▸ **Written instruction**: Repeat the whole listing exactly as written.

****

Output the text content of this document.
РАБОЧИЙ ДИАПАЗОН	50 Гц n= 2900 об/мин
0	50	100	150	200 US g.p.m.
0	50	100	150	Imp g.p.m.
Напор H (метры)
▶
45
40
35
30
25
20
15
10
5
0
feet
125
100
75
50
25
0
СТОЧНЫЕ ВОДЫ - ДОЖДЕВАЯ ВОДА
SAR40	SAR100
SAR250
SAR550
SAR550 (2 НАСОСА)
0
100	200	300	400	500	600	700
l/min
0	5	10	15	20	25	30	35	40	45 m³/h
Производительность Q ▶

****

▸ **Result of the exercise**:
Output the text content of this document.
РАБОЧИЙ ДИАПАЗОН	50 Гц n= 2900 об/мин
0	50	100	150	200 US g.p.m.
0	50	100	150	Imp g.p.m.
Напор H (метры)
▶
45
40
35
30
25
20
15
10
5
0
feet
125
100
75
50
25
0
СТОЧНЫЕ ВОДЫ - ДОЖДЕВАЯ ВОДА
SAR40	SAR100
SAR250
SAR550
SAR550 (2 НАСОСА)
0
100	200	300	400	500	600	700
l/min
0	5	10	15	20	25	30	35	40	45 m³/h
Производительность Q ▶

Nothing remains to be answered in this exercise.